Exercise: Select all lines in the records that include "this".

[Records to use start]

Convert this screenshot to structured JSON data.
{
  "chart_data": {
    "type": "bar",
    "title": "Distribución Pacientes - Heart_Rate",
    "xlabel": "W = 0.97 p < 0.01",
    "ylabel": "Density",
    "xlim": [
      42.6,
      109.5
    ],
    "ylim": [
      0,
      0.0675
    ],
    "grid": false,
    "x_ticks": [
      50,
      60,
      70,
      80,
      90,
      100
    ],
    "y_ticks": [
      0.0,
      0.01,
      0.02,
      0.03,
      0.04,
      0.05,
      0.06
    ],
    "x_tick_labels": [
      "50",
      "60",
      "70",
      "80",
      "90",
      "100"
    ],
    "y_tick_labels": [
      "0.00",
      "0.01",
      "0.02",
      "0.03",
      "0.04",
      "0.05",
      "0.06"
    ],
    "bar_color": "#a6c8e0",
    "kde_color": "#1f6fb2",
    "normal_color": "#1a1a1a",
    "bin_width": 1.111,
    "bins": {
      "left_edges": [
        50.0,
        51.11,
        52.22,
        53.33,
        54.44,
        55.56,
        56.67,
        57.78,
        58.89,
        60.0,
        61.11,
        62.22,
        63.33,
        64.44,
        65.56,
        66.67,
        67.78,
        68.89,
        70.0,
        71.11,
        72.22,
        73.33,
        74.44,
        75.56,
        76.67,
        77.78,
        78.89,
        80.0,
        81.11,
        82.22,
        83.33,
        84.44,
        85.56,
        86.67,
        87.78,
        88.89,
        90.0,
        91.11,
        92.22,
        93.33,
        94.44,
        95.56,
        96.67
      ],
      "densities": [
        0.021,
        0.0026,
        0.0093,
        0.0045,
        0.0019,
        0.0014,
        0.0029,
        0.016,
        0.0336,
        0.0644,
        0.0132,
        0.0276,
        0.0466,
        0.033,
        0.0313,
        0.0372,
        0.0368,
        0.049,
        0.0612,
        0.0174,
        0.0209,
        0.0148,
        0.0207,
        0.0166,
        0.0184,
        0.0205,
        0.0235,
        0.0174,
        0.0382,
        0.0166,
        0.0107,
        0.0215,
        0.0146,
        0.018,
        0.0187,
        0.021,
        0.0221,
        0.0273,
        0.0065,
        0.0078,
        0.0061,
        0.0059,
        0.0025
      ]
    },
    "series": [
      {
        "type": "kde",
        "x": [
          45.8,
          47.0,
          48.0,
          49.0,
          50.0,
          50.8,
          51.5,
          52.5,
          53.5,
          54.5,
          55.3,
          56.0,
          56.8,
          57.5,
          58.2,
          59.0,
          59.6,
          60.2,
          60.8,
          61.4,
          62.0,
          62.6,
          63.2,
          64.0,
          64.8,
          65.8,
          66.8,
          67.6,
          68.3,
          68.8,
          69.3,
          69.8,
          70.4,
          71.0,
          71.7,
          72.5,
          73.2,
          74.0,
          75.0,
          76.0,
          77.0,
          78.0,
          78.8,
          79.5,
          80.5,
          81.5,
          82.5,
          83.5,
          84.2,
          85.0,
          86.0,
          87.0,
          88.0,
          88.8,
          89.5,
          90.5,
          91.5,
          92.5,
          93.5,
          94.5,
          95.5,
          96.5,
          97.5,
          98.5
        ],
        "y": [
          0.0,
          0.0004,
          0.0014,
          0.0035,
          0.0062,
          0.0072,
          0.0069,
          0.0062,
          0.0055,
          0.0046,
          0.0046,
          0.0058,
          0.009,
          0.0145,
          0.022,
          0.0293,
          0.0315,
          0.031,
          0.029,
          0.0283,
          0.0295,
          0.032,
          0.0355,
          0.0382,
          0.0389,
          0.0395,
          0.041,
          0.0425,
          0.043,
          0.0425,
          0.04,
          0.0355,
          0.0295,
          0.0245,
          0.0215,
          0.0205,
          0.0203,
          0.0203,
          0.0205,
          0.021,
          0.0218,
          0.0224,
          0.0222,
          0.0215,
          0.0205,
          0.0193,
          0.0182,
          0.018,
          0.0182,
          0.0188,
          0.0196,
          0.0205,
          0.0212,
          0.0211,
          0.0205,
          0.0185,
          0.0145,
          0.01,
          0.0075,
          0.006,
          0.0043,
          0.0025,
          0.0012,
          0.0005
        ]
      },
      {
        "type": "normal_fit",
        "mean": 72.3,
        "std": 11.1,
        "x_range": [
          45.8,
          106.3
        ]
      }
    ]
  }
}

[Records to use end]
[Records to use start]

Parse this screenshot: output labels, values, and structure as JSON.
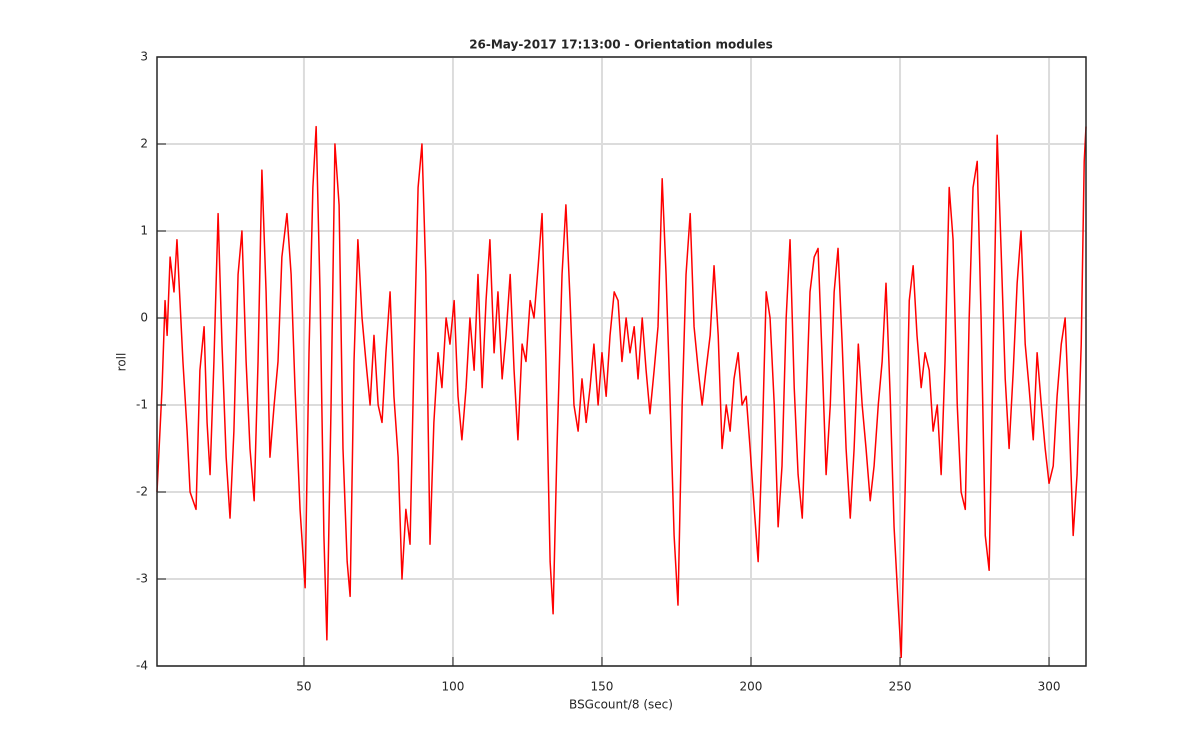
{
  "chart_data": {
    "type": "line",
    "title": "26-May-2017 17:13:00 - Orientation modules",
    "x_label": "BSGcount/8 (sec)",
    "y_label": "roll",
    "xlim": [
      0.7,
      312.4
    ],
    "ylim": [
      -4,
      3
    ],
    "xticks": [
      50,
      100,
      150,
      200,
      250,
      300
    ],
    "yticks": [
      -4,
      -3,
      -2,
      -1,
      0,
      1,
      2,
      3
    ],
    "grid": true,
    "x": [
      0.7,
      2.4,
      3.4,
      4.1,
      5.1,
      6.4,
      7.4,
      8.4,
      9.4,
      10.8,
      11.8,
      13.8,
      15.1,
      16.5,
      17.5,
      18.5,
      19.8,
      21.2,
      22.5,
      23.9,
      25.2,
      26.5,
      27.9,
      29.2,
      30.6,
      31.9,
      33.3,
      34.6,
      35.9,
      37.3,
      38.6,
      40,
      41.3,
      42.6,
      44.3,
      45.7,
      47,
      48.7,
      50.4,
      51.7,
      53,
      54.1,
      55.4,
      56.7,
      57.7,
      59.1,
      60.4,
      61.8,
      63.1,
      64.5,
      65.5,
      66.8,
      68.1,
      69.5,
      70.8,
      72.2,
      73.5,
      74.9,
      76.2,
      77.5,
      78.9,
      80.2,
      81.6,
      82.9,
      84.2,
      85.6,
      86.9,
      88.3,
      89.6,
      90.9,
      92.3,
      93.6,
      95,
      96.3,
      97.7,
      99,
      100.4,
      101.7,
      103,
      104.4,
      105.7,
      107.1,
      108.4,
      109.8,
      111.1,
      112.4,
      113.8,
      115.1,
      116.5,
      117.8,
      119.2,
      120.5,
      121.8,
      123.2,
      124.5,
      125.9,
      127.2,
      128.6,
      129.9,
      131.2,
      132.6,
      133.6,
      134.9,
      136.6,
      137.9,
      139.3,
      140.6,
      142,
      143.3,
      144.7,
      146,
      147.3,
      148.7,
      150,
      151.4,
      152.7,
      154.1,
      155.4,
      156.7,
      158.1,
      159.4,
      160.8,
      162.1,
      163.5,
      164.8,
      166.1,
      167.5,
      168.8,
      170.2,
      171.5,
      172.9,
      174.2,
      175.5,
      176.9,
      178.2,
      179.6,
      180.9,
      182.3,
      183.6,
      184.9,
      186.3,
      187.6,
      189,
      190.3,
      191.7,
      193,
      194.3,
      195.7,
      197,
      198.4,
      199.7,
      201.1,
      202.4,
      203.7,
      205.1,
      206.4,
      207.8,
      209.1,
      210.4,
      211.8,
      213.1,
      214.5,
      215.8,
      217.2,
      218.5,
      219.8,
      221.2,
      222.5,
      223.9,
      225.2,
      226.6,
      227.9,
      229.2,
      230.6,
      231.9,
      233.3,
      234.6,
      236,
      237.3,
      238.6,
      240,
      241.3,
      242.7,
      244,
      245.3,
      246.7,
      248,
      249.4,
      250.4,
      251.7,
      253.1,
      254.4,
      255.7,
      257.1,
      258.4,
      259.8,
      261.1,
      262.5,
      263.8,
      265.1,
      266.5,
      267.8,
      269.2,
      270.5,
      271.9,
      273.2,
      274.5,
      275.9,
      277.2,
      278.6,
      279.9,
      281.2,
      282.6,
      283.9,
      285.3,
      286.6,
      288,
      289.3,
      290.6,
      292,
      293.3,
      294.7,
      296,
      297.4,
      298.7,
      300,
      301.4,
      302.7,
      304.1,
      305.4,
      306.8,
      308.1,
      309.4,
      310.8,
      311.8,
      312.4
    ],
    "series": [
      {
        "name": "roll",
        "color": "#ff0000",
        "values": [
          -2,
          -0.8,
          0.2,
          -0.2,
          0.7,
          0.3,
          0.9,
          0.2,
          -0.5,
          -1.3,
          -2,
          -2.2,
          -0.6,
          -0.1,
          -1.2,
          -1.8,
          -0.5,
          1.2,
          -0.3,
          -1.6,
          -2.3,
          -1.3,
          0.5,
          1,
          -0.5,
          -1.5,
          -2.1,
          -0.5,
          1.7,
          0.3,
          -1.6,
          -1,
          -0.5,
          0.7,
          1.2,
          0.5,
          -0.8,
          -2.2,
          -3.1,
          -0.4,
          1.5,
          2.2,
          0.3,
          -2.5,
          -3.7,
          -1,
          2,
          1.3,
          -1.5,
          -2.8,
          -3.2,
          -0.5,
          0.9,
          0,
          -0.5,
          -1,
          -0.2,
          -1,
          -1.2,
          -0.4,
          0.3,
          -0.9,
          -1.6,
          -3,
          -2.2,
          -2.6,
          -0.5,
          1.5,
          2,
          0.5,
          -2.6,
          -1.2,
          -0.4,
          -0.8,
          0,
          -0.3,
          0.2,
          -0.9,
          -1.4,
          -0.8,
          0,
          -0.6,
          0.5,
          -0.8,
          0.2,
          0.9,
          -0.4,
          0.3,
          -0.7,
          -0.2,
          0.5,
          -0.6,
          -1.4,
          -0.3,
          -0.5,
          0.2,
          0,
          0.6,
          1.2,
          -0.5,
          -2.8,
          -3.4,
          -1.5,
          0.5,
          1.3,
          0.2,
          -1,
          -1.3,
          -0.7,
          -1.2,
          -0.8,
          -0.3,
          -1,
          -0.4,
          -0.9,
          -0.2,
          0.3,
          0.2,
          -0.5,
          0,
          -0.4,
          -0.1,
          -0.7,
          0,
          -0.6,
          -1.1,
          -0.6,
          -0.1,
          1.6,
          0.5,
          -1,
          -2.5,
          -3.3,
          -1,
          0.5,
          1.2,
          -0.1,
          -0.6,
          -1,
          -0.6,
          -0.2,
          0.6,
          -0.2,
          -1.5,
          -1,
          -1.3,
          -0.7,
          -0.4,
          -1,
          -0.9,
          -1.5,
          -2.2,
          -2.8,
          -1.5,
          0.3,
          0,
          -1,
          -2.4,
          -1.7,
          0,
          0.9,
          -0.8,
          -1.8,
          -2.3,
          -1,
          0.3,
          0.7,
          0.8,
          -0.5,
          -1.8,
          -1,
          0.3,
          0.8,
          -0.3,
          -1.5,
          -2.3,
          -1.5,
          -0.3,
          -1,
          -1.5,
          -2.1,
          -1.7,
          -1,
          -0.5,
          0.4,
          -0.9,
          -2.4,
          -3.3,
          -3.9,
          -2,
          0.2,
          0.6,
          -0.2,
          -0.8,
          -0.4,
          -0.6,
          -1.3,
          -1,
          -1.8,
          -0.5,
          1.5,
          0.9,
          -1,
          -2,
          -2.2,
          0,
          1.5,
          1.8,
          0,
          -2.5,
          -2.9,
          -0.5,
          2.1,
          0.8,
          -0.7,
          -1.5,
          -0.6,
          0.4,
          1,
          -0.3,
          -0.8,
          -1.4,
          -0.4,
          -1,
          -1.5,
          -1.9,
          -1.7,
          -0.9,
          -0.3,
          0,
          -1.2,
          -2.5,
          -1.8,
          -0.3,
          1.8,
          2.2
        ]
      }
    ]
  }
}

[Records to use end]

Exercise result:
Convert this screenshot to structured JSON data.
Parse this screenshot: output labels, values, and structure as JSON.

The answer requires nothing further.